-- start Records shown --
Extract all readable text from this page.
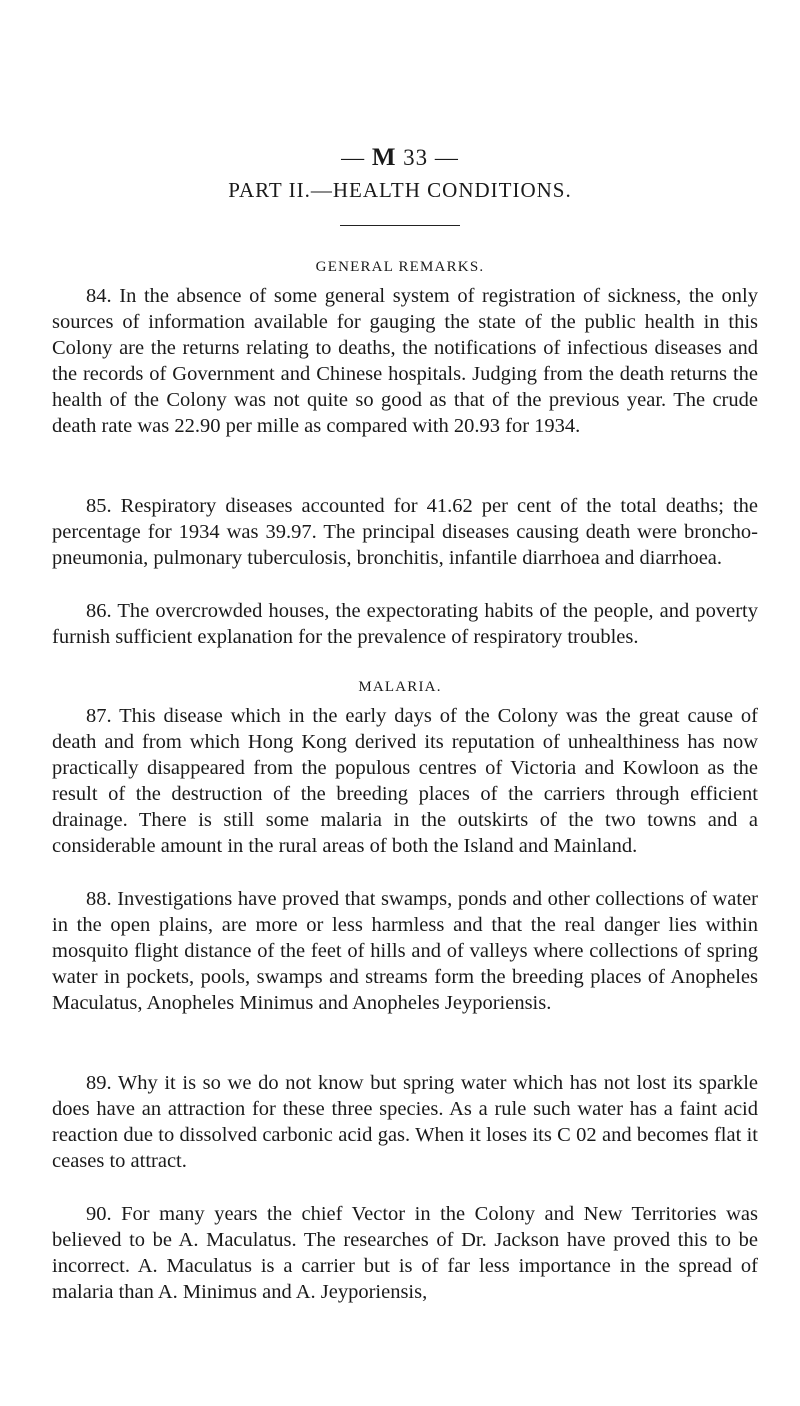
— M 33 —
PART II.—HEALTH CONDITIONS.
GENERAL REMARKS.

84. In the absence of some general system of registration of sickness, the only sources of information available for gauging the state of the public health in this Colony are the returns relating to deaths, the notifications of infectious diseases and the records of Government and Chinese hospitals. Judging from the death returns the health of the Colony was not quite so good as that of the previous year. The crude death rate was 22.90 per mille as compared with 20.93 for 1934.

85. Respiratory diseases accounted for 41.62 per cent of the total deaths; the percentage for 1934 was 39.97. The principal diseases causing death were broncho-pneumonia, pulmonary tuberculosis, bronchitis, infantile diarrhoea and diarrhoea.

86. The overcrowded houses, the expectorating habits of the people, and poverty furnish sufficient explanation for the prevalence of respiratory troubles.

MALARIA.

87. This disease which in the early days of the Colony was the great cause of death and from which Hong Kong derived its reputation of unhealthiness has now practically disappeared from the populous centres of Victoria and Kowloon as the result of the destruction of the breeding places of the carriers through efficient drainage. There is still some malaria in the outskirts of the two towns and a considerable amount in the rural areas of both the Island and Mainland.

88. Investigations have proved that swamps, ponds and other collections of water in the open plains, are more or less harmless and that the real danger lies within mosquito flight distance of the feet of hills and of valleys where collections of spring water in pockets, pools, swamps and streams form the breeding places of Anopheles Maculatus, Anopheles Minimus and Anopheles Jeyporiensis.

89. Why it is so we do not know but spring water which has not lost its sparkle does have an attraction for these three species. As a rule such water has a faint acid reaction due to dissolved carbonic acid gas. When it loses its C 02 and becomes flat it ceases to attract.

90. For many years the chief Vector in the Colony and New Territories was believed to be A. Maculatus. The researches of Dr. Jackson have proved this to be incorrect. A. Maculatus is a carrier but is of far less importance in the spread of malaria than A. Minimus and A. Jeyporiensis,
-- end Records shown --
Set down the material exactly, every line of it, except for the pictures.

» Result of this exercise:
Extract all readable text from this page.
— M 33 —
PART II.—HEALTH CONDITIONS.
GENERAL REMARKS.

84. In the absence of some general system of registration of sickness, the only sources of information available for gauging the state of the public health in this Colony are the returns relating to deaths, the notifications of infectious diseases and the records of Government and Chinese hospitals. Judging from the death returns the health of the Colony was not quite so good as that of the previous year. The crude death rate was 22.90 per mille as compared with 20.93 for 1934.

85. Respiratory diseases accounted for 41.62 per cent of the total deaths; the percentage for 1934 was 39.97. The principal diseases causing death were broncho-pneumonia, pulmonary tuberculosis, bronchitis, infantile diarrhoea and diarrhoea.

86. The overcrowded houses, the expectorating habits of the people, and poverty furnish sufficient explanation for the prevalence of respiratory troubles.

MALARIA.

87. This disease which in the early days of the Colony was the great cause of death and from which Hong Kong derived its reputation of unhealthiness has now practically disappeared from the populous centres of Victoria and Kowloon as the result of the destruction of the breeding places of the carriers through efficient drainage. There is still some malaria in the outskirts of the two towns and a considerable amount in the rural areas of both the Island and Mainland.

88. Investigations have proved that swamps, ponds and other collections of water in the open plains, are more or less harmless and that the real danger lies within mosquito flight distance of the feet of hills and of valleys where collections of spring water in pockets, pools, swamps and streams form the breeding places of Anopheles Maculatus, Anopheles Minimus and Anopheles Jeyporiensis.

89. Why it is so we do not know but spring water which has not lost its sparkle does have an attraction for these three species. As a rule such water has a faint acid reaction due to dissolved carbonic acid gas. When it loses its C 02 and becomes flat it ceases to attract.

90. For many years the chief Vector in the Colony and New Territories was believed to be A. Maculatus. The researches of Dr. Jackson have proved this to be incorrect. A. Maculatus is a carrier but is of far less importance in the spread of malaria than A. Minimus and A. Jeyporiensis,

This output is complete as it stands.